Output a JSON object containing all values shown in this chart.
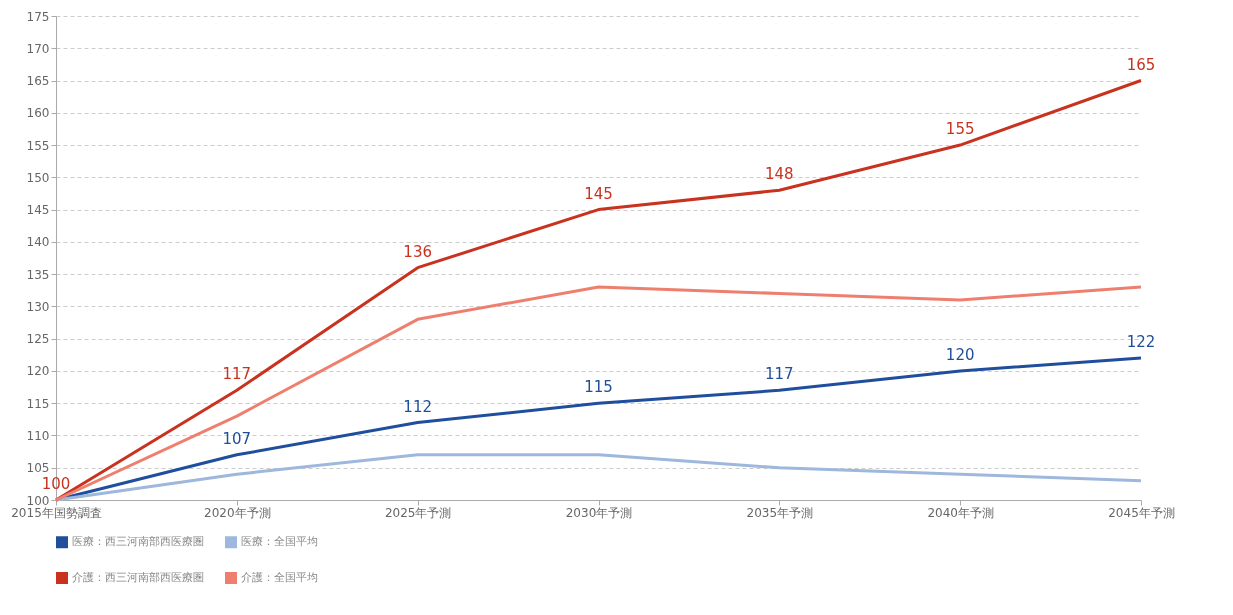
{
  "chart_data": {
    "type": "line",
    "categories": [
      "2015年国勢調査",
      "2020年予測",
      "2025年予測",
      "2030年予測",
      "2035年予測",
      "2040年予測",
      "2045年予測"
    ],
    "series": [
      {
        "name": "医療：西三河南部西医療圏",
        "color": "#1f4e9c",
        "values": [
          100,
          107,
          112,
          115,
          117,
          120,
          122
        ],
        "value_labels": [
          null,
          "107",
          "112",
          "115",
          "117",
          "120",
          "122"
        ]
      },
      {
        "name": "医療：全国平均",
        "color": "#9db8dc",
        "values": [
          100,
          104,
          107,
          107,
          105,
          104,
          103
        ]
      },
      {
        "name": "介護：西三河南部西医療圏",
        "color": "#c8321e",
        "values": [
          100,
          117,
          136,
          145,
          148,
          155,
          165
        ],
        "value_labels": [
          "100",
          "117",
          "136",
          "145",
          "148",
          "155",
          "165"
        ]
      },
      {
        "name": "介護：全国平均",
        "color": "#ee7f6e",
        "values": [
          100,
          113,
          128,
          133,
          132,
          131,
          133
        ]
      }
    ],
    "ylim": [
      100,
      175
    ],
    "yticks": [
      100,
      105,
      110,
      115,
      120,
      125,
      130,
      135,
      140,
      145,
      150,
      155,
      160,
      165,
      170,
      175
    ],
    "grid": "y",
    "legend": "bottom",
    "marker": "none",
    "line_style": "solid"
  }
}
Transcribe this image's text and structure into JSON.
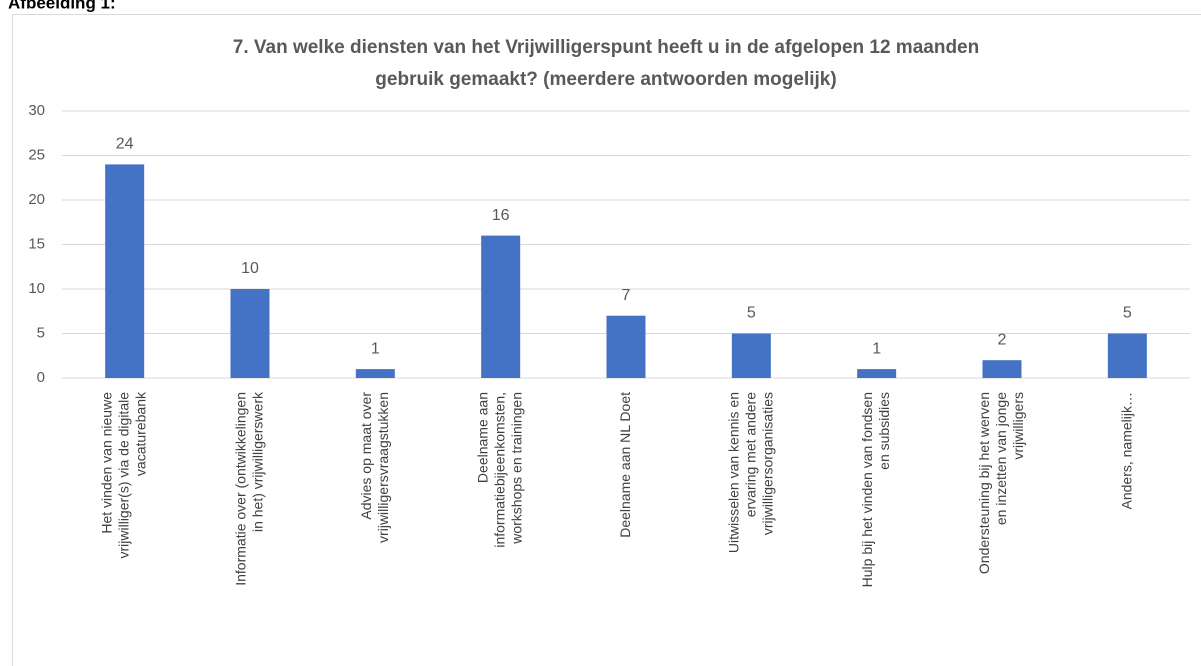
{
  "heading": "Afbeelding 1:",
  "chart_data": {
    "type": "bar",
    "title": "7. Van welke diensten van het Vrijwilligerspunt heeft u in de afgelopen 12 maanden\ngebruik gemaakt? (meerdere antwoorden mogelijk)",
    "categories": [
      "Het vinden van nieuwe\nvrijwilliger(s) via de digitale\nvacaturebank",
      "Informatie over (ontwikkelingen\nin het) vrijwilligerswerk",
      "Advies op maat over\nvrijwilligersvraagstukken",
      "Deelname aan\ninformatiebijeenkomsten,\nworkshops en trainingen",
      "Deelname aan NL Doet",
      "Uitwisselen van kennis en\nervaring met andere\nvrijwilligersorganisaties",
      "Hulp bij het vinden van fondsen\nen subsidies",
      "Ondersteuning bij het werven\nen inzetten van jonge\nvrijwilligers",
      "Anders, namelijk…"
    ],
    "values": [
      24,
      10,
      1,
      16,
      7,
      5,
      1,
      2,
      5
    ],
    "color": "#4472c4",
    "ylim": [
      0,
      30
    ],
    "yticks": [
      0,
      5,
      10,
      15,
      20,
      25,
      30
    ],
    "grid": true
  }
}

::::

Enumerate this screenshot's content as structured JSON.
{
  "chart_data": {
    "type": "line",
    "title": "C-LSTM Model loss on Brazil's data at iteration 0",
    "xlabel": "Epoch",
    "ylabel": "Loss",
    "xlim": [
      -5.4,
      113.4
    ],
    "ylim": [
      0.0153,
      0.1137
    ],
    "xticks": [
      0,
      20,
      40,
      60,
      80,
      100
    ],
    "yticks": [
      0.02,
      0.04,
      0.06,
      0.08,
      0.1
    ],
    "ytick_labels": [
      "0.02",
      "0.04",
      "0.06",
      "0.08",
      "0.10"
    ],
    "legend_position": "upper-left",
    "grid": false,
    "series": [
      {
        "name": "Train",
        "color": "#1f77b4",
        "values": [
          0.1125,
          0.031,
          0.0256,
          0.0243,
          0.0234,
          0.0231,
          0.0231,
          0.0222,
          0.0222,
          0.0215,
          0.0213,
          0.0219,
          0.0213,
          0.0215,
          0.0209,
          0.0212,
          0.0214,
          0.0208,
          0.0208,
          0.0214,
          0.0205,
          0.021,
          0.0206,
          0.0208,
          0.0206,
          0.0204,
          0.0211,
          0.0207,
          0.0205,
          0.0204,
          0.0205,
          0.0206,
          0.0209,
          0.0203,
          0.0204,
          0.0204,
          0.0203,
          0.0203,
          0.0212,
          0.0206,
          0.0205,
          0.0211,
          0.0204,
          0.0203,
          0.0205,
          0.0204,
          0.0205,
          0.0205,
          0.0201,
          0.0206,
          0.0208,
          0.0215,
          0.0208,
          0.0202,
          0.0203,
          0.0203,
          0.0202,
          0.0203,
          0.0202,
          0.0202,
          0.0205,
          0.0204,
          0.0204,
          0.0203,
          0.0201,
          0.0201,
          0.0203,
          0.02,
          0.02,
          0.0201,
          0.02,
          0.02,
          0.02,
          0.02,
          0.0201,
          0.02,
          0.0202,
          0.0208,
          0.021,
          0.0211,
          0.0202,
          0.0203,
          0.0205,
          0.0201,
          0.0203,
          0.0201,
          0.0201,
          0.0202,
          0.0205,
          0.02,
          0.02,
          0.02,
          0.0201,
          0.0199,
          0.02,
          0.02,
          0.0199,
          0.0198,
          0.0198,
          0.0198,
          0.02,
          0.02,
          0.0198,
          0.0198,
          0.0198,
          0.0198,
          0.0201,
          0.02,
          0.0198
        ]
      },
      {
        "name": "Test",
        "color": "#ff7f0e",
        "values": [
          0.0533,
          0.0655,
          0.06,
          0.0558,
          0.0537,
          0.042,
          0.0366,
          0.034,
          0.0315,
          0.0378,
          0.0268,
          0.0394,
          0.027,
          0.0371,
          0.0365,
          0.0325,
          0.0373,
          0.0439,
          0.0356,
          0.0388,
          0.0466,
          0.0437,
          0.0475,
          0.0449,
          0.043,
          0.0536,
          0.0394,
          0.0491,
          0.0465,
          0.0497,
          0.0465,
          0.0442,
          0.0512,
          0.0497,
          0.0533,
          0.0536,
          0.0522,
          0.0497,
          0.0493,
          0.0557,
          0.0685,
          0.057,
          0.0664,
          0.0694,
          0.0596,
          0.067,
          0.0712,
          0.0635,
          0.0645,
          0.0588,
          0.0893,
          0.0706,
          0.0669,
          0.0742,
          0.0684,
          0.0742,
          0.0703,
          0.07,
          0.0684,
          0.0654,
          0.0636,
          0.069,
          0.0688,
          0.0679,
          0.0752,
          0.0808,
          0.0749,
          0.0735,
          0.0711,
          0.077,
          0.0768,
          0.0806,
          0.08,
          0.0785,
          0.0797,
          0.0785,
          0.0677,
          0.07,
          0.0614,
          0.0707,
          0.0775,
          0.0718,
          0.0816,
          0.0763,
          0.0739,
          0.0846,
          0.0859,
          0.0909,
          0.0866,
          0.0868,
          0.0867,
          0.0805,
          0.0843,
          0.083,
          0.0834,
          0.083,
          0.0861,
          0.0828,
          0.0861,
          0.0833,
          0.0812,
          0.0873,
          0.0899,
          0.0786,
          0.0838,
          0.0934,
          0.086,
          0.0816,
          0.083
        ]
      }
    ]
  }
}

::::

Brief:
Show every line from the listing above in which the string "over" appears.

Output below:
      "Informatie over (ontwikkelingen\nin het) vrijwilligerswerk",
      "Advies op maat over\nvrijwilligersvraagstukken",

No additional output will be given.